-- START EXERCISE INPUTS --
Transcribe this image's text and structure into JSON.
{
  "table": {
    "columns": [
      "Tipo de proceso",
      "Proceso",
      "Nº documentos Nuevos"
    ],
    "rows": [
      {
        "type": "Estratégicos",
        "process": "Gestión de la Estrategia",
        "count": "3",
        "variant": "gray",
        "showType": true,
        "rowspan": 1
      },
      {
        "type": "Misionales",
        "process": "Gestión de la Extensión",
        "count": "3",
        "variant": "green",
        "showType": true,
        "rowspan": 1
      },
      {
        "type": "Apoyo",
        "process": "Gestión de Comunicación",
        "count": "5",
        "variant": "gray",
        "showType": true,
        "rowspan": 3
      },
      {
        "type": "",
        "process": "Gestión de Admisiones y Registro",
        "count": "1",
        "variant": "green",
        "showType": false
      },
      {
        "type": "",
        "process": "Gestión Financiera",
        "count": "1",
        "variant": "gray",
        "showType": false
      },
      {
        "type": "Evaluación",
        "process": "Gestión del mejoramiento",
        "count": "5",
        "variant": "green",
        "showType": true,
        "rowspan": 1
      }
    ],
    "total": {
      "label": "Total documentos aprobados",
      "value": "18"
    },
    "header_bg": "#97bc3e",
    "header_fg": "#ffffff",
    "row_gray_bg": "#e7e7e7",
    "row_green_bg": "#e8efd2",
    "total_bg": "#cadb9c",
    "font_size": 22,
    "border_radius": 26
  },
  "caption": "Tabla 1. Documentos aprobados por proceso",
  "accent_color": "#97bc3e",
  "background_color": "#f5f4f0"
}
-- END EXERCISE INPUTS --
STATED EXERCISE
Return the full listing, character for character.

COMPLETE OUTPUT
Transcribe this image's text and structure into JSON.
{
  "table": {
    "columns": [
      "Tipo de proceso",
      "Proceso",
      "Nº documentos Nuevos"
    ],
    "rows": [
      {
        "type": "Estratégicos",
        "process": "Gestión de la Estrategia",
        "count": "3",
        "variant": "gray",
        "showType": true,
        "rowspan": 1
      },
      {
        "type": "Misionales",
        "process": "Gestión de la Extensión",
        "count": "3",
        "variant": "green",
        "showType": true,
        "rowspan": 1
      },
      {
        "type": "Apoyo",
        "process": "Gestión de Comunicación",
        "count": "5",
        "variant": "gray",
        "showType": true,
        "rowspan": 3
      },
      {
        "type": "",
        "process": "Gestión de Admisiones y Registro",
        "count": "1",
        "variant": "green",
        "showType": false
      },
      {
        "type": "",
        "process": "Gestión Financiera",
        "count": "1",
        "variant": "gray",
        "showType": false
      },
      {
        "type": "Evaluación",
        "process": "Gestión del mejoramiento",
        "count": "5",
        "variant": "green",
        "showType": true,
        "rowspan": 1
      }
    ],
    "total": {
      "label": "Total documentos aprobados",
      "value": "18"
    },
    "header_bg": "#97bc3e",
    "header_fg": "#ffffff",
    "row_gray_bg": "#e7e7e7",
    "row_green_bg": "#e8efd2",
    "total_bg": "#cadb9c",
    "font_size": 22,
    "border_radius": 26
  },
  "caption": "Tabla 1. Documentos aprobados por proceso",
  "accent_color": "#97bc3e",
  "background_color": "#f5f4f0"
}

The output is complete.